TASK REQUIREMENTS: Quote the records verbatim, from their first line through the line containing "y-tick-exponent: 1 (132, 0, 146, 29)".

DATA:
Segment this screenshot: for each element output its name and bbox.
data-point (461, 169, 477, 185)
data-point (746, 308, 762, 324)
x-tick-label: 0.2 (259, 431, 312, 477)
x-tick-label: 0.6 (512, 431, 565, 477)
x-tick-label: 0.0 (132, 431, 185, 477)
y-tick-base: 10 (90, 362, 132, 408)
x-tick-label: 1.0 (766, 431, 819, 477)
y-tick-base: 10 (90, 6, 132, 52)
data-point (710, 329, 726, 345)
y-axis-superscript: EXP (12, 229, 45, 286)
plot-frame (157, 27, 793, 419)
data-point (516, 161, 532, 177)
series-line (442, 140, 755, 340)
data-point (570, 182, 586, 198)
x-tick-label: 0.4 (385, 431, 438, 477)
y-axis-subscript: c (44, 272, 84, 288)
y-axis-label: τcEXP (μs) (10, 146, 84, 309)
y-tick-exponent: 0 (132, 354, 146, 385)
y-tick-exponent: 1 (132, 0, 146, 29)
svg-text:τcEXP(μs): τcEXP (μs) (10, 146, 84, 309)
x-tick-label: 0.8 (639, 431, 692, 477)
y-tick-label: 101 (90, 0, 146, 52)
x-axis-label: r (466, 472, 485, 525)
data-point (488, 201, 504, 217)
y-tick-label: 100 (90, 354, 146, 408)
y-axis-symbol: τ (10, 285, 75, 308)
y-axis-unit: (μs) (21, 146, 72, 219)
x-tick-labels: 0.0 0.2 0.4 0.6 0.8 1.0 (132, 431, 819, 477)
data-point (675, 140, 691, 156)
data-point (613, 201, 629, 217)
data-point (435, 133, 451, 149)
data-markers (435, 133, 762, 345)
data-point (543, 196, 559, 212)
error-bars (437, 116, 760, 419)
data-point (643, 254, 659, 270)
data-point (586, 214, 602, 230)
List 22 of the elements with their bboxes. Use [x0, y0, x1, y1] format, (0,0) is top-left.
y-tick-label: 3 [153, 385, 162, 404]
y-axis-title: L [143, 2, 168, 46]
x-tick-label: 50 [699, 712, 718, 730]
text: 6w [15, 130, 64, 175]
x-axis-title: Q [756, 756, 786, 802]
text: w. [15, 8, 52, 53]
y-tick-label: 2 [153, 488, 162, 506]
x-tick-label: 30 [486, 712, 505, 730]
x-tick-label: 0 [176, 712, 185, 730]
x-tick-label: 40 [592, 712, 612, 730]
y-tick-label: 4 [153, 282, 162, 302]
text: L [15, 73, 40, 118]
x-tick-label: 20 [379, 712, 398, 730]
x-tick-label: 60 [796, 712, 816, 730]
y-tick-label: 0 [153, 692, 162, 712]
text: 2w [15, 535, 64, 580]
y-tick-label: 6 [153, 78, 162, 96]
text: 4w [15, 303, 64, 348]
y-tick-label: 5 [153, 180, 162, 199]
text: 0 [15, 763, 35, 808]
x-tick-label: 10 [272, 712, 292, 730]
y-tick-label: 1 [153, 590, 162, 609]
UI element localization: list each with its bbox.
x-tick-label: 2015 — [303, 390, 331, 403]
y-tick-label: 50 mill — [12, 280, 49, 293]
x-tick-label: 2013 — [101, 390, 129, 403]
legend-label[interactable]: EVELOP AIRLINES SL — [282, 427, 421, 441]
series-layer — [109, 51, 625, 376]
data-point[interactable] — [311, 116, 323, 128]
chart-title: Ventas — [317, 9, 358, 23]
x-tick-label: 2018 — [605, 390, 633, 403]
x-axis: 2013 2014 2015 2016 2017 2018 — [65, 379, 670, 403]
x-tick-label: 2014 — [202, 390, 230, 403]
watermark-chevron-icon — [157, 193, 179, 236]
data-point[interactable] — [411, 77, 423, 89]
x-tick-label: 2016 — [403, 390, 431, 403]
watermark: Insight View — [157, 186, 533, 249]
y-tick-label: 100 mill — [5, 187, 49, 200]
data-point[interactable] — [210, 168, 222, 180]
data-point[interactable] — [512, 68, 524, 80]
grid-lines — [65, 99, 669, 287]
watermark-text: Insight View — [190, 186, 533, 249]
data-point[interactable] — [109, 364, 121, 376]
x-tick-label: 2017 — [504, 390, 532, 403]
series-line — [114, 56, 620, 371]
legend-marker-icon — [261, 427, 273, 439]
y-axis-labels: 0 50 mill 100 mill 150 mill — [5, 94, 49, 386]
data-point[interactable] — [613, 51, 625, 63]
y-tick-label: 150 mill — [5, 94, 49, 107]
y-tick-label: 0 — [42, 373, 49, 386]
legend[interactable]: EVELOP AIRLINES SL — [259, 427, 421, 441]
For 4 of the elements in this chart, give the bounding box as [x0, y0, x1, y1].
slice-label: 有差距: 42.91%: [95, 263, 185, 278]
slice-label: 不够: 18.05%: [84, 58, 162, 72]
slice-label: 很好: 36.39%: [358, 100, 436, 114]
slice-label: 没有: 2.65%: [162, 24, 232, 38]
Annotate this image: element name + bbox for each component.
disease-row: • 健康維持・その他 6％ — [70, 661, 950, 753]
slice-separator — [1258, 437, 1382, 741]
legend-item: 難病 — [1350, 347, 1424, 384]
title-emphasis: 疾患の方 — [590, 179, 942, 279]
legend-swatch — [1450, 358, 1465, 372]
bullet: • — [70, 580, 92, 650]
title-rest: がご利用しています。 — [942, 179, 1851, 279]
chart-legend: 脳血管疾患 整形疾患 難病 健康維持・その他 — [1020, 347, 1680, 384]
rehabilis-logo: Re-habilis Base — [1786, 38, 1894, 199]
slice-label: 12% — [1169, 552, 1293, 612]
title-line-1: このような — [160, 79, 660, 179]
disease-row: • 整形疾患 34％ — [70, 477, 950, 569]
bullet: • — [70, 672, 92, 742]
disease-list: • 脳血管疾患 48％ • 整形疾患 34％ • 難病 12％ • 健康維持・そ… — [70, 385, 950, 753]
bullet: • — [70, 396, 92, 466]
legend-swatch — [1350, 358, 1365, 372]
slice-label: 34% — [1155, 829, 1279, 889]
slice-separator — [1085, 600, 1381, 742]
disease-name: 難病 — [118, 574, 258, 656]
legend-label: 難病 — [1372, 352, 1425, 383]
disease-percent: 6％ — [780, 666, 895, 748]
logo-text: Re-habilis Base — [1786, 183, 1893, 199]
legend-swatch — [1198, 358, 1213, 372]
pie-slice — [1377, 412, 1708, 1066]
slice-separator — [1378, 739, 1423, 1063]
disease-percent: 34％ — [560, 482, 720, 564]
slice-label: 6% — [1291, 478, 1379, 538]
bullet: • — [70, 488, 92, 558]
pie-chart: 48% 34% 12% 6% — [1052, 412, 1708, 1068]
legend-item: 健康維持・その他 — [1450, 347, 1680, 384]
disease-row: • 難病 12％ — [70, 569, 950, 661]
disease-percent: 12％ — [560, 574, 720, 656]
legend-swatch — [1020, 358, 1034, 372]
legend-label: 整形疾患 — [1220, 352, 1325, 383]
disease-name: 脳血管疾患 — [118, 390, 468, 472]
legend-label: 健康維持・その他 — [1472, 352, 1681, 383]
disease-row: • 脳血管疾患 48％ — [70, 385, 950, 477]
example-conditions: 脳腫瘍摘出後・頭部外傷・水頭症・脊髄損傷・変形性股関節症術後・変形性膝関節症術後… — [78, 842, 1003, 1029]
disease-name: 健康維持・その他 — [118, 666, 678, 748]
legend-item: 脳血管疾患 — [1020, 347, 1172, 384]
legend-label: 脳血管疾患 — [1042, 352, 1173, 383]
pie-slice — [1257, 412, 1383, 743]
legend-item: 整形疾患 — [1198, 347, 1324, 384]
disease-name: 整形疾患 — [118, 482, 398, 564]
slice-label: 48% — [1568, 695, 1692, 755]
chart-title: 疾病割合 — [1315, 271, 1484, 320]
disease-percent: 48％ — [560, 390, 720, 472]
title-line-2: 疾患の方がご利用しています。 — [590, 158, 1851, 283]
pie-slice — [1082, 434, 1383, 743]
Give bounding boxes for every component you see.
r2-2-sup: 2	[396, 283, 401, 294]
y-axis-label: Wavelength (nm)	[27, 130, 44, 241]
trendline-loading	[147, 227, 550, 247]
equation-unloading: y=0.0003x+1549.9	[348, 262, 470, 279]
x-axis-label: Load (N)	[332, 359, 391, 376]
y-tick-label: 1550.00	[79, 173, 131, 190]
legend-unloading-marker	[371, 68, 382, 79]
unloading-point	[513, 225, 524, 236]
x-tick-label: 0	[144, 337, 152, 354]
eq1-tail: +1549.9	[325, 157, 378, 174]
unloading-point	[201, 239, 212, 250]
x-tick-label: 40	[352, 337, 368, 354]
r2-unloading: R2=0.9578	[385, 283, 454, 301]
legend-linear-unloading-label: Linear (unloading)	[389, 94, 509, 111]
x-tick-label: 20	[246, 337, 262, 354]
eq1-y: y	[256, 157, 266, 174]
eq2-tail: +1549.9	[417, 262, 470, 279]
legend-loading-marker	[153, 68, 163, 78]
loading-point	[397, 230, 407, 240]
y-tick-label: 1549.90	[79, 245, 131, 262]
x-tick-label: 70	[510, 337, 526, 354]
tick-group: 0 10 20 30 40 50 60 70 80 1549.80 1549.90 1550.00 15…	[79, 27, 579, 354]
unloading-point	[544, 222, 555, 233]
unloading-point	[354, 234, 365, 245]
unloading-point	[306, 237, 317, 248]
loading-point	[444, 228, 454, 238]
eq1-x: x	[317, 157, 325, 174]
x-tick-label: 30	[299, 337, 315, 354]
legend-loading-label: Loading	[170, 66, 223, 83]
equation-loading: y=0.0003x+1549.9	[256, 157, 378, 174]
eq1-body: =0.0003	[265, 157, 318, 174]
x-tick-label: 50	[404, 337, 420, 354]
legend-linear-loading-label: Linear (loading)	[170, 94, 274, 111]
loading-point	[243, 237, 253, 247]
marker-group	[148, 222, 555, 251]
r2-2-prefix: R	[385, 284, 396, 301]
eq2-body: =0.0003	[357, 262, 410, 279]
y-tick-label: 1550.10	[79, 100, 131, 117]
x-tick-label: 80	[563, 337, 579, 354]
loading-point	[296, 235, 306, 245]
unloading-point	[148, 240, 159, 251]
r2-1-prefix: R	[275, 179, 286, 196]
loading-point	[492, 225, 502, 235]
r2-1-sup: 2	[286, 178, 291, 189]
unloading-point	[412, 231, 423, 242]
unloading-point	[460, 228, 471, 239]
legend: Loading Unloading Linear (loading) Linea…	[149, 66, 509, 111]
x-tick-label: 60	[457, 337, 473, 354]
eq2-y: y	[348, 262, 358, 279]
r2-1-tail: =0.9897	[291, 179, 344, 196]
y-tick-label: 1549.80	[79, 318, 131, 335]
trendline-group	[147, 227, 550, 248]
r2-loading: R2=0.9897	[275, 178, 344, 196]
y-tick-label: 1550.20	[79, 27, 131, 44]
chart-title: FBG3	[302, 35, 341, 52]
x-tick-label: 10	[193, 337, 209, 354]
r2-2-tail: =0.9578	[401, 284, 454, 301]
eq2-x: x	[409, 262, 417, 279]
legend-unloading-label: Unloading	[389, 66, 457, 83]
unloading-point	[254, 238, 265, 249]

WORKED ANSWER:
Segment this screenshot: for each element output its name and bbox.
data-point (461, 169, 477, 185)
data-point (746, 308, 762, 324)
x-tick-label: 0.2 (259, 431, 312, 477)
x-tick-label: 0.6 (512, 431, 565, 477)
x-tick-label: 0.0 (132, 431, 185, 477)
y-tick-base: 10 (90, 362, 132, 408)
x-tick-label: 1.0 (766, 431, 819, 477)
y-tick-base: 10 (90, 6, 132, 52)
data-point (710, 329, 726, 345)
y-axis-superscript: EXP (12, 229, 45, 286)
plot-frame (157, 27, 793, 419)
data-point (516, 161, 532, 177)
series-line (442, 140, 755, 340)
data-point (570, 182, 586, 198)
x-tick-label: 0.4 (385, 431, 438, 477)
y-axis-subscript: c (44, 272, 84, 288)
y-axis-label: τcEXP (μs) (10, 146, 84, 309)
y-tick-exponent: 0 (132, 354, 146, 385)
y-tick-exponent: 1 (132, 0, 146, 29)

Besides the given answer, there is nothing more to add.